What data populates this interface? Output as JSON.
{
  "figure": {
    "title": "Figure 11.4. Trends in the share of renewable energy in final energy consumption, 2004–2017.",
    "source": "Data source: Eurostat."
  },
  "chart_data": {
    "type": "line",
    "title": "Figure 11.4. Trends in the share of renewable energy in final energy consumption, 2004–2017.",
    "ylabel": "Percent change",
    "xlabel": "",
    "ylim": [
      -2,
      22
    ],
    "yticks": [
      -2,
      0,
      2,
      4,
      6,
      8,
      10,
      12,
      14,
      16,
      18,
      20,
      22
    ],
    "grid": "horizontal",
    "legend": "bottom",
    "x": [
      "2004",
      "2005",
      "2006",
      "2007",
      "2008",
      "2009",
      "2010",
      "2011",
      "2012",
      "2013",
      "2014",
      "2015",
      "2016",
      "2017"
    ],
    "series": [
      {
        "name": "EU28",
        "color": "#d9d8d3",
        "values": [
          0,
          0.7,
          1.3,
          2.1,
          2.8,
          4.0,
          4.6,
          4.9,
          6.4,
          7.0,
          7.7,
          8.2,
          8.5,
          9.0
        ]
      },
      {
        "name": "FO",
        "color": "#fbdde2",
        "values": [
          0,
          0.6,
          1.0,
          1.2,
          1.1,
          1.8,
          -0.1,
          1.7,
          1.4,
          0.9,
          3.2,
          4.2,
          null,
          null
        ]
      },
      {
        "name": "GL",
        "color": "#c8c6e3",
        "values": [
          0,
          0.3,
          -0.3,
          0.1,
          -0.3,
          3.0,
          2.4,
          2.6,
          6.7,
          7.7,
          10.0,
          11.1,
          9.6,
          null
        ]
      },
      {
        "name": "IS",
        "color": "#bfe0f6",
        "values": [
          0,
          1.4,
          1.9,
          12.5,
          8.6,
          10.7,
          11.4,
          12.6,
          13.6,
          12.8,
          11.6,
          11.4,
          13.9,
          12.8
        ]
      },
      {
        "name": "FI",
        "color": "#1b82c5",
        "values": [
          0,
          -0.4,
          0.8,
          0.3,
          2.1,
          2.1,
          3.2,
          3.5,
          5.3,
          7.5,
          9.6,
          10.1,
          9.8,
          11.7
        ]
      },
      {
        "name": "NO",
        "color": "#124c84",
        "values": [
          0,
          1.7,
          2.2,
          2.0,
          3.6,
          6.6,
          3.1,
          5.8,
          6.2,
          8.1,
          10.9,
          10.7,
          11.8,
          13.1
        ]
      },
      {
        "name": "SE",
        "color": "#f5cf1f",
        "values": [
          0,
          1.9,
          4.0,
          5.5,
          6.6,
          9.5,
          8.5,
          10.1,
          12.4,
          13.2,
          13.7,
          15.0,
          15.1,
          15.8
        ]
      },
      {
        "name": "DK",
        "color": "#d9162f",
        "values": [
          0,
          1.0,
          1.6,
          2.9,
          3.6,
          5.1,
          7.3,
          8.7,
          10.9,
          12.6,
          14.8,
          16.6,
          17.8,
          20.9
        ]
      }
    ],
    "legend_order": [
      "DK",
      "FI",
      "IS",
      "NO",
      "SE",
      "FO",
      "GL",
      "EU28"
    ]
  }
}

--

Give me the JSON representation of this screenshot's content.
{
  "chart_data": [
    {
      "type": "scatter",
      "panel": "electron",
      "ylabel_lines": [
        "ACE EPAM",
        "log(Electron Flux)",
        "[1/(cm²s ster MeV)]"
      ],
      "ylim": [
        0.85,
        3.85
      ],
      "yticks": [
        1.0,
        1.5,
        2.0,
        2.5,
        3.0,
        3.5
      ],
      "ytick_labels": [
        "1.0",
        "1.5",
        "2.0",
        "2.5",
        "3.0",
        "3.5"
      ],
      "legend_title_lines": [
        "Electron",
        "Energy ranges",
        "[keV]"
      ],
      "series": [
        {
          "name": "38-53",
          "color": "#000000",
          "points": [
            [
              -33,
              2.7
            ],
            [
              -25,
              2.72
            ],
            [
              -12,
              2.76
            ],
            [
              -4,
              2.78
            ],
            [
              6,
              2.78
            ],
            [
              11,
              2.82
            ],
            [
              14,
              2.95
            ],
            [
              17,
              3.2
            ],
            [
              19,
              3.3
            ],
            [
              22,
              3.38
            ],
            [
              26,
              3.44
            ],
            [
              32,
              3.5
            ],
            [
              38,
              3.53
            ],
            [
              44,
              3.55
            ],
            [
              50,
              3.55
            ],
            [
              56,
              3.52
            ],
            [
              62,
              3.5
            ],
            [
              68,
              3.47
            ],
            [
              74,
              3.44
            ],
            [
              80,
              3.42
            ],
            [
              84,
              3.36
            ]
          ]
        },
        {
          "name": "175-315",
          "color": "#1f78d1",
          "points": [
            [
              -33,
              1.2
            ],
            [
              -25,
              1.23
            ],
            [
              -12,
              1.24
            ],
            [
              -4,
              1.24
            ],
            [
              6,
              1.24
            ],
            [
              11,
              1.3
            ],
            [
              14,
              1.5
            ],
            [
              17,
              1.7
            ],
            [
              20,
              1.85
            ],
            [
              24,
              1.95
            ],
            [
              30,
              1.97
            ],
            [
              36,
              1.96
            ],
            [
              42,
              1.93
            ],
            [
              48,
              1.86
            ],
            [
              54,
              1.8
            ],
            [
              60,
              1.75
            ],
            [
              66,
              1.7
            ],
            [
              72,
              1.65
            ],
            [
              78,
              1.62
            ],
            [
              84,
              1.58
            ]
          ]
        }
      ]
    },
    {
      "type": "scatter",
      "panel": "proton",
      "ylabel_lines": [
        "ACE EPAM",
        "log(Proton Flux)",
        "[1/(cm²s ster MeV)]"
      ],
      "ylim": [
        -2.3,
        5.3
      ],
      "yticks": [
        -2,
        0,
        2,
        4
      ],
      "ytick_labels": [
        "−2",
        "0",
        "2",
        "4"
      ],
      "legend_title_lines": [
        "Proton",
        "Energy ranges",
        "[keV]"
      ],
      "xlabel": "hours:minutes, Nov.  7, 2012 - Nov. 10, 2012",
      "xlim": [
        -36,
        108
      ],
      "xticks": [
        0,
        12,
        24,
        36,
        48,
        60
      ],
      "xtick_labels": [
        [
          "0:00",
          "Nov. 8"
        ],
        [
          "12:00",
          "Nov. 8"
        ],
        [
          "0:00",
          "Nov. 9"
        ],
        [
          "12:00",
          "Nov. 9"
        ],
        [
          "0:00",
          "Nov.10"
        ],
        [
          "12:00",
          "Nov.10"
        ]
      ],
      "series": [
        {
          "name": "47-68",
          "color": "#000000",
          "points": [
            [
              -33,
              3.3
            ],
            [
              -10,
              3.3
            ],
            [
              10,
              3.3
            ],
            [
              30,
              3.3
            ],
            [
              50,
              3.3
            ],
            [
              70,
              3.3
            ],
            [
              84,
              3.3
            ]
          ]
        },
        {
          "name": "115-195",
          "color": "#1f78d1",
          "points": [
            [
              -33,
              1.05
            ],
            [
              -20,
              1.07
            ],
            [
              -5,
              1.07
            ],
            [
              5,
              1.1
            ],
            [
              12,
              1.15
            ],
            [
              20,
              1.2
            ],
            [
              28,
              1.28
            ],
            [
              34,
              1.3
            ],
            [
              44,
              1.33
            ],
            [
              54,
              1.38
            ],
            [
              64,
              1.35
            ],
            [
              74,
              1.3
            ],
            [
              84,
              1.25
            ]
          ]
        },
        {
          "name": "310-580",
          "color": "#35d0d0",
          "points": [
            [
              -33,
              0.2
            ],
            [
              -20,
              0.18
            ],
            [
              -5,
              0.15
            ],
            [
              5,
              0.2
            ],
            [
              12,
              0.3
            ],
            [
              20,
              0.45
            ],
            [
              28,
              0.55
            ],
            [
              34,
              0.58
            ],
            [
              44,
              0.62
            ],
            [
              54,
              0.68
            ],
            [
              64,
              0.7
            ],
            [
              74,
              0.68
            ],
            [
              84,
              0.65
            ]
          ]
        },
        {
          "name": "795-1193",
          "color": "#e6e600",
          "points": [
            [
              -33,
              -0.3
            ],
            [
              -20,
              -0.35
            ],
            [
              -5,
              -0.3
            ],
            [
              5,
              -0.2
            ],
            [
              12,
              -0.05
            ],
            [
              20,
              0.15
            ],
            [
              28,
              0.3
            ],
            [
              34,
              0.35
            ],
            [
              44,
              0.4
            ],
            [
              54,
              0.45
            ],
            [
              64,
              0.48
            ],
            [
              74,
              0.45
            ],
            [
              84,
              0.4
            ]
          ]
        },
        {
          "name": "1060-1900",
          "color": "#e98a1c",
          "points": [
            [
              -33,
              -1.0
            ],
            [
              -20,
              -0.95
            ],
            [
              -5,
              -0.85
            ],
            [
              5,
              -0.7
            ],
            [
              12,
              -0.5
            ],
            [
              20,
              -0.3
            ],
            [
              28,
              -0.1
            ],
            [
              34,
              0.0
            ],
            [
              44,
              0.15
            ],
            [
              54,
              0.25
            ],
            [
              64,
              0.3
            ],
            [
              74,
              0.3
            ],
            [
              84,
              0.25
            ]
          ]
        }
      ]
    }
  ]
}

What is required: Using the listing above, gather each line that holds the string "this" and copy it.

Result of the exercise:
What data populates this interface? Output as JSON.
Give me the JSON representation of this screenshot's content.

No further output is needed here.